● What needs to be done:
Look through the entries for the string "elements", and copy each line that holds it.

○ ○ ○

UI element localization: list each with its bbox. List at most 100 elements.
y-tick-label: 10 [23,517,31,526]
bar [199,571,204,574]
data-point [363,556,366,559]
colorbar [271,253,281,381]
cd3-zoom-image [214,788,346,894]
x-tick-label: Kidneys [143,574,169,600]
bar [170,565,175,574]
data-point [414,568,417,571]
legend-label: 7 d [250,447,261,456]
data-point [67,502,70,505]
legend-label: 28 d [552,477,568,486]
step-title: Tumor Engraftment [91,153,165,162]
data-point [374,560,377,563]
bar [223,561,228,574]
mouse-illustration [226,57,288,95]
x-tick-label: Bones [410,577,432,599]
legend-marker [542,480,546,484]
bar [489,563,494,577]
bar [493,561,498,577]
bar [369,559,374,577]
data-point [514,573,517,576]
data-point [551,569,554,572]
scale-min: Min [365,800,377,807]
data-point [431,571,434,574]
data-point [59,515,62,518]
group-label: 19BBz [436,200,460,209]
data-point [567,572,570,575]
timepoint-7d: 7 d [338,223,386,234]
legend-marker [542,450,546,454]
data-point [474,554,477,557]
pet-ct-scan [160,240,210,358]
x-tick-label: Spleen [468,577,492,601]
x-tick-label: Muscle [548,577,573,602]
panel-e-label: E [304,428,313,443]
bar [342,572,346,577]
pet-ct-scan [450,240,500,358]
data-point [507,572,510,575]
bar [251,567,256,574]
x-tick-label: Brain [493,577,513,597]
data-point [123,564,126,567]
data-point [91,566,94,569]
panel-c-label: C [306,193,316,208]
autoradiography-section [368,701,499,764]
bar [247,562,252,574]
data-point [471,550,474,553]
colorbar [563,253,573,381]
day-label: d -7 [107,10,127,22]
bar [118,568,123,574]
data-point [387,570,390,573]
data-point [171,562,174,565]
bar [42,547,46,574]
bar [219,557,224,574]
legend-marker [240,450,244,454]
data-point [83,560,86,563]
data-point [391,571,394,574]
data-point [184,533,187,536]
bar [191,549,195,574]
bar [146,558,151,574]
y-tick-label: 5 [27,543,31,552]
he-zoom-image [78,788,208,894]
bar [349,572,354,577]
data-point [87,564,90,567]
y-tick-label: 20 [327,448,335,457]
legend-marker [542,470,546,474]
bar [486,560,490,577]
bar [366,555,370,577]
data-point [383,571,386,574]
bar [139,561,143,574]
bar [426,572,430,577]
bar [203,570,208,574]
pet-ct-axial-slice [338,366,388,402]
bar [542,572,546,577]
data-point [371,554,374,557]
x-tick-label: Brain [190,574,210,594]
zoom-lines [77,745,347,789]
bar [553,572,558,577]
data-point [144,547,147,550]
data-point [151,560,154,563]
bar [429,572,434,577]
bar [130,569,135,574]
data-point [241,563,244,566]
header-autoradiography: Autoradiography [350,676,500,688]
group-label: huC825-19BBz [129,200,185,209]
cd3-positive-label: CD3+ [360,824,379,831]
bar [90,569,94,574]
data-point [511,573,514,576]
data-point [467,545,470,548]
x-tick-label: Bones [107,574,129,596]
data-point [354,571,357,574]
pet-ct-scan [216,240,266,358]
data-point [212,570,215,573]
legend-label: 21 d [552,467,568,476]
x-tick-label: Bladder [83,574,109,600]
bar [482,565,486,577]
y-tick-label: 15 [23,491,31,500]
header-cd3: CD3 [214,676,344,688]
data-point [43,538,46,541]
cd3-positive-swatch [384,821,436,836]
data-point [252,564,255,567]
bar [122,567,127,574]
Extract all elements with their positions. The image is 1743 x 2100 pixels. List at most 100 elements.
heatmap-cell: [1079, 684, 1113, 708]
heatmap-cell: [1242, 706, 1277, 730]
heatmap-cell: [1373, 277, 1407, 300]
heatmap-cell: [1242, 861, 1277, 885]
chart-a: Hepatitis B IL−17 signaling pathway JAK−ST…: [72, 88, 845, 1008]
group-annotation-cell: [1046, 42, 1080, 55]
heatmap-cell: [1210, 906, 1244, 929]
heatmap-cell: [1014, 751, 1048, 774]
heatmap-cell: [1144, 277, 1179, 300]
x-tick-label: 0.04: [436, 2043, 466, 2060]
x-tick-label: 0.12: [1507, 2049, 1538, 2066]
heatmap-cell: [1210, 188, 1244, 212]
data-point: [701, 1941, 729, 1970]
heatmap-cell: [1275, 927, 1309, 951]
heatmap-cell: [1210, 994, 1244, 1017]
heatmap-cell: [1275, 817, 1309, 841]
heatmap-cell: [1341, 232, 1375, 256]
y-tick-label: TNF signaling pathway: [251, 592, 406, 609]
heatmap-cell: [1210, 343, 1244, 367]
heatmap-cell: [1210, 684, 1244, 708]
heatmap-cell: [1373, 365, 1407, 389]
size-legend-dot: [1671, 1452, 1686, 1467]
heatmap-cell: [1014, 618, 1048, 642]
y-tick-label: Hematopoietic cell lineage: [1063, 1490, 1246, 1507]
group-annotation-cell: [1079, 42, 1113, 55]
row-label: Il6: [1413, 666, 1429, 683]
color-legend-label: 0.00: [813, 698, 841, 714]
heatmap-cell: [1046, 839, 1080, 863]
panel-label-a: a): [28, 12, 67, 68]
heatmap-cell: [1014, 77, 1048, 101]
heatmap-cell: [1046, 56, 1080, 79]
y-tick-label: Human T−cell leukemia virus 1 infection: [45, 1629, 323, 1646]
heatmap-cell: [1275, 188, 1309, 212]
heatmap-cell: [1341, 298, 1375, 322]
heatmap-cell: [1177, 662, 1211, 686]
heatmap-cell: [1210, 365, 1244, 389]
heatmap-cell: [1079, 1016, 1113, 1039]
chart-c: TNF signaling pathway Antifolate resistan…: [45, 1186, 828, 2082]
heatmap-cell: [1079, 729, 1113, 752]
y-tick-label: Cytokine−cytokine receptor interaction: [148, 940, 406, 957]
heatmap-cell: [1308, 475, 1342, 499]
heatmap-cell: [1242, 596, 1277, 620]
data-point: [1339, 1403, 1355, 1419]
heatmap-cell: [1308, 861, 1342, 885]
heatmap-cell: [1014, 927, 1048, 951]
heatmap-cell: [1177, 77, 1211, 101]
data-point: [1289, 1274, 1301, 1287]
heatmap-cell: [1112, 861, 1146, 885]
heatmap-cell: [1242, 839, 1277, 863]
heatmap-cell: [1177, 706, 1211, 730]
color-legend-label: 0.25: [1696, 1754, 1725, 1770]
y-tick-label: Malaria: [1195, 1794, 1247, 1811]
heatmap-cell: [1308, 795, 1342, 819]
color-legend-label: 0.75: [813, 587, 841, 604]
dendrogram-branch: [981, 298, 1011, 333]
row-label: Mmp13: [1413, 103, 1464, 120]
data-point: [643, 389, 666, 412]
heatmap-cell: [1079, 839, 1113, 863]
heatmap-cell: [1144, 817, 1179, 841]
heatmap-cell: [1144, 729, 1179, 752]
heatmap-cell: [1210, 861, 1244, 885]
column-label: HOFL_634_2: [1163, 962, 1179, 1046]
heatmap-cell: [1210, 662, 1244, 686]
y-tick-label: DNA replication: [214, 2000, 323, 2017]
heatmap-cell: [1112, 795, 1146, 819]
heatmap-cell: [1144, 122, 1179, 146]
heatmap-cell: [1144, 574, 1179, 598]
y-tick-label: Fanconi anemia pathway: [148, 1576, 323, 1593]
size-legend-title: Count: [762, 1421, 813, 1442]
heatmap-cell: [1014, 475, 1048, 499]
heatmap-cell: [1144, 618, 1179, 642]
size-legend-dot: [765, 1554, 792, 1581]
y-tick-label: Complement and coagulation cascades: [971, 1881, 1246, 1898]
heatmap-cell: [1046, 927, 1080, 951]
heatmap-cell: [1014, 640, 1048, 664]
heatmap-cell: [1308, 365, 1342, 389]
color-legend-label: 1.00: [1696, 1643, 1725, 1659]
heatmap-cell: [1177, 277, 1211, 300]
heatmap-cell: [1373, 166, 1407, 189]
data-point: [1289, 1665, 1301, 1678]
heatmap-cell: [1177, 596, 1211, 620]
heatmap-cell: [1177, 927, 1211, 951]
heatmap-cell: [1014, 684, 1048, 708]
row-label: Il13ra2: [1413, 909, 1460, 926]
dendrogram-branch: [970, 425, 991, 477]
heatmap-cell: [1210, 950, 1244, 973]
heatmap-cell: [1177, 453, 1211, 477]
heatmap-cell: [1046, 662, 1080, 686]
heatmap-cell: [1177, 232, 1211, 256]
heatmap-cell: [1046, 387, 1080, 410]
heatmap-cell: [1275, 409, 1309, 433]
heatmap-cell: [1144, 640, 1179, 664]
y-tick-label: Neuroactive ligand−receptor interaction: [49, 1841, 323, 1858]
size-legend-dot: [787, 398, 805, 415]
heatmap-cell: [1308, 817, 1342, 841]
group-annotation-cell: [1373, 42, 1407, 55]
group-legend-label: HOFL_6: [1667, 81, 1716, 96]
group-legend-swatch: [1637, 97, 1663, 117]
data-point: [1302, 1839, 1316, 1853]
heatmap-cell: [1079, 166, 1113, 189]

○ ○ ○

● Solution:
UI element localization: list each with its bbox. List at most 100 elements.
Extract all elements with their positions. The image is 1743 x 2100 pixels. List at most 100 elements.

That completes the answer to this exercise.